Items from a figure collection
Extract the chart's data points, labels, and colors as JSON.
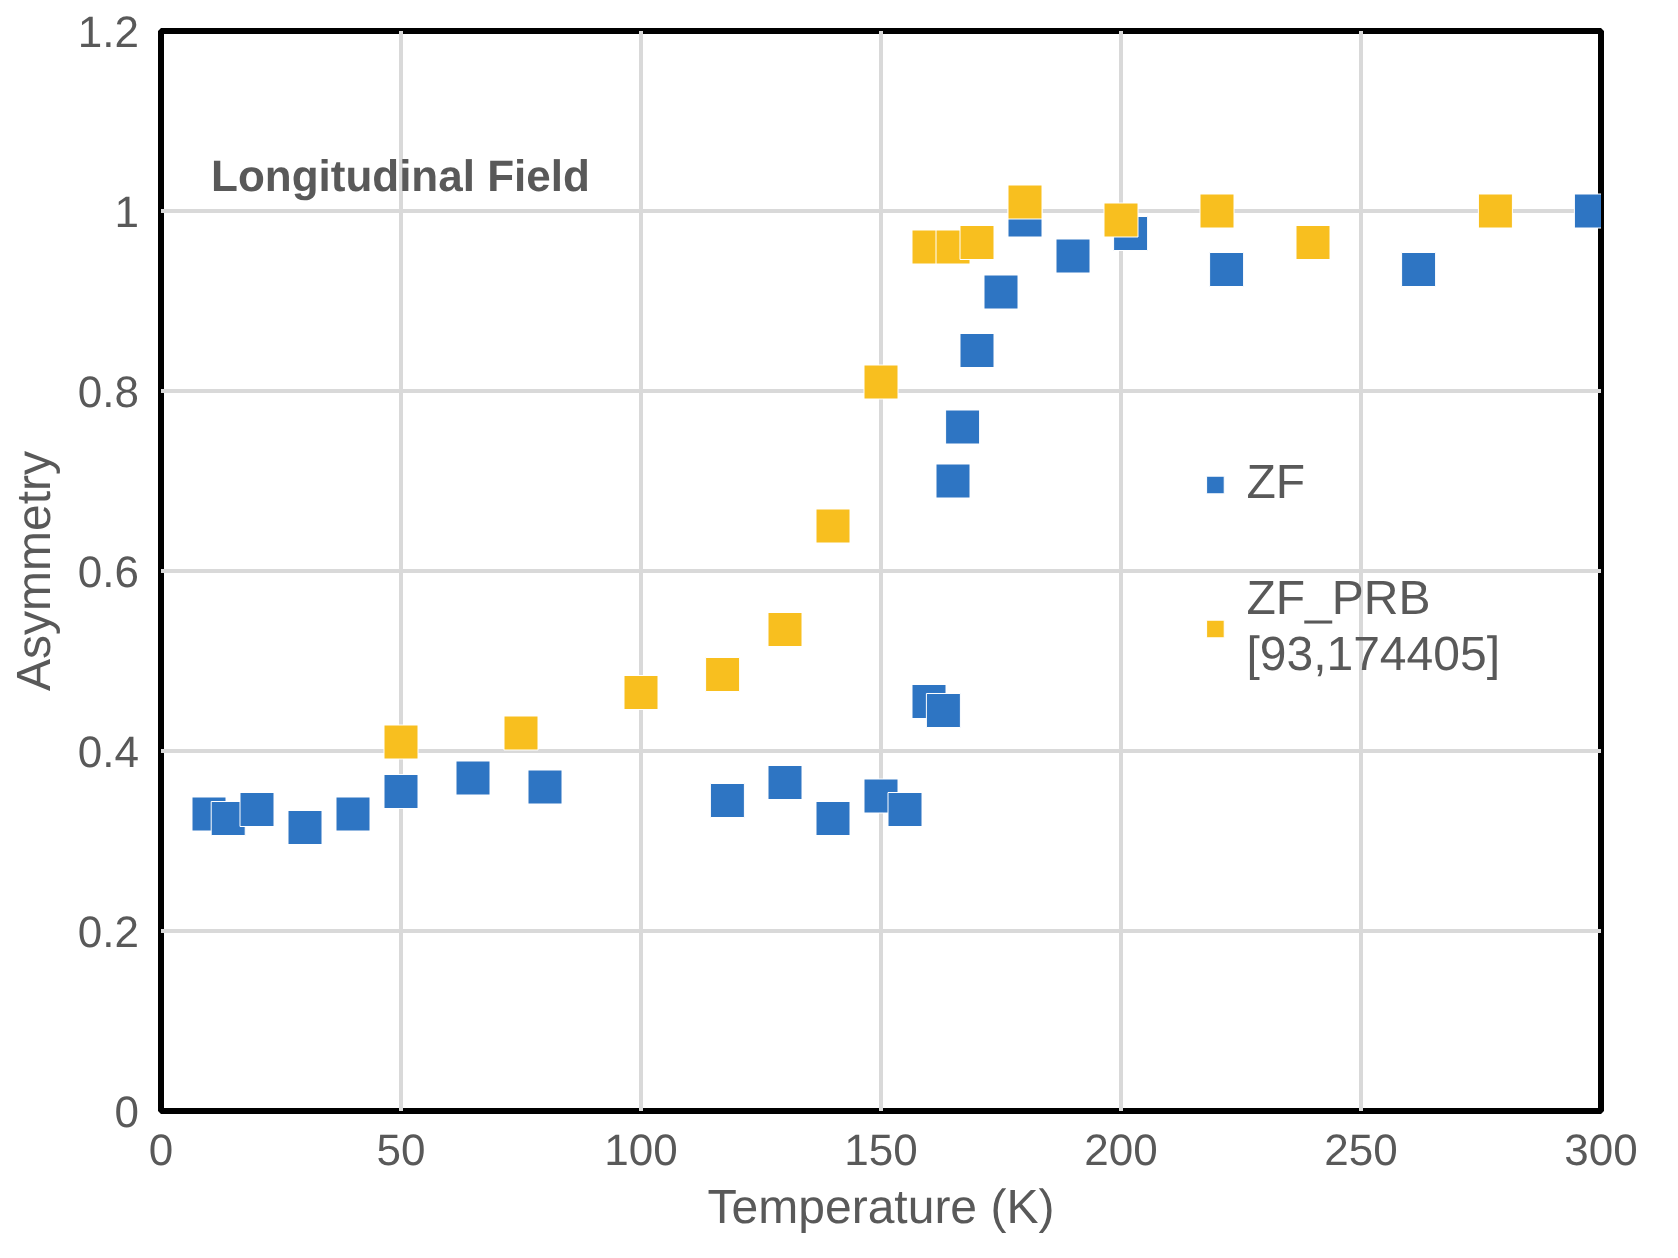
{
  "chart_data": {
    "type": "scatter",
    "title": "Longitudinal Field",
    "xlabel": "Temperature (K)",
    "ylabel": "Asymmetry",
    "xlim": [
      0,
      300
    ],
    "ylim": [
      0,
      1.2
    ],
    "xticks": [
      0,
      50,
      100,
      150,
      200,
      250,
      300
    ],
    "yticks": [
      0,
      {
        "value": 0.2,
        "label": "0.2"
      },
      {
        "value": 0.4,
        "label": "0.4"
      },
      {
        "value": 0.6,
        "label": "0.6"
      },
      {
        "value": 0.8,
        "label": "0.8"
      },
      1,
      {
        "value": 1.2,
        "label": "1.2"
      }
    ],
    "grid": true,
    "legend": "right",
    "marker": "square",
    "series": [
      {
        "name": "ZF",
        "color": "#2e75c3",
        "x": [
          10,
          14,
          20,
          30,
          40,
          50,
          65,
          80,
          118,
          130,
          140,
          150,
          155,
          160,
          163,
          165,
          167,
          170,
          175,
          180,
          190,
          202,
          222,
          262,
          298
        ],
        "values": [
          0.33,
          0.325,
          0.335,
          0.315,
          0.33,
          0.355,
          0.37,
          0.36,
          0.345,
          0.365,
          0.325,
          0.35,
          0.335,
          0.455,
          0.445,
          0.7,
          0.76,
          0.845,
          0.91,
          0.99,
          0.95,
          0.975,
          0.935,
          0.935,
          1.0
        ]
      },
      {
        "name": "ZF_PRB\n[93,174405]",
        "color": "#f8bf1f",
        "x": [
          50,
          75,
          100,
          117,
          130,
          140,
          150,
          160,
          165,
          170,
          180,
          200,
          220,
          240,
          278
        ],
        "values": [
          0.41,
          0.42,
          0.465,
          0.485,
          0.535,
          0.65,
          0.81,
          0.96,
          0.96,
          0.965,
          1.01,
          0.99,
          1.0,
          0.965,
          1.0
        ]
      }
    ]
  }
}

■ **Goal**: Repeat each line of the records above exactly, but do not copy the pictures.

■ **Expected answer**:
Extract the chart's data points, labels, and colors as JSON.
{
  "chart_data": {
    "type": "scatter",
    "title": "Longitudinal Field",
    "xlabel": "Temperature (K)",
    "ylabel": "Asymmetry",
    "xlim": [
      0,
      300
    ],
    "ylim": [
      0,
      1.2
    ],
    "xticks": [
      0,
      50,
      100,
      150,
      200,
      250,
      300
    ],
    "yticks": [
      0,
      {
        "value": 0.2,
        "label": "0.2"
      },
      {
        "value": 0.4,
        "label": "0.4"
      },
      {
        "value": 0.6,
        "label": "0.6"
      },
      {
        "value": 0.8,
        "label": "0.8"
      },
      1,
      {
        "value": 1.2,
        "label": "1.2"
      }
    ],
    "grid": true,
    "legend": "right",
    "marker": "square",
    "series": [
      {
        "name": "ZF",
        "color": "#2e75c3",
        "x": [
          10,
          14,
          20,
          30,
          40,
          50,
          65,
          80,
          118,
          130,
          140,
          150,
          155,
          160,
          163,
          165,
          167,
          170,
          175,
          180,
          190,
          202,
          222,
          262,
          298
        ],
        "values": [
          0.33,
          0.325,
          0.335,
          0.315,
          0.33,
          0.355,
          0.37,
          0.36,
          0.345,
          0.365,
          0.325,
          0.35,
          0.335,
          0.455,
          0.445,
          0.7,
          0.76,
          0.845,
          0.91,
          0.99,
          0.95,
          0.975,
          0.935,
          0.935,
          1.0
        ]
      },
      {
        "name": "ZF_PRB\n[93,174405]",
        "color": "#f8bf1f",
        "x": [
          50,
          75,
          100,
          117,
          130,
          140,
          150,
          160,
          165,
          170,
          180,
          200,
          220,
          240,
          278
        ],
        "values": [
          0.41,
          0.42,
          0.465,
          0.485,
          0.535,
          0.65,
          0.81,
          0.96,
          0.96,
          0.965,
          1.01,
          0.99,
          1.0,
          0.965,
          1.0
        ]
      }
    ]
  }
}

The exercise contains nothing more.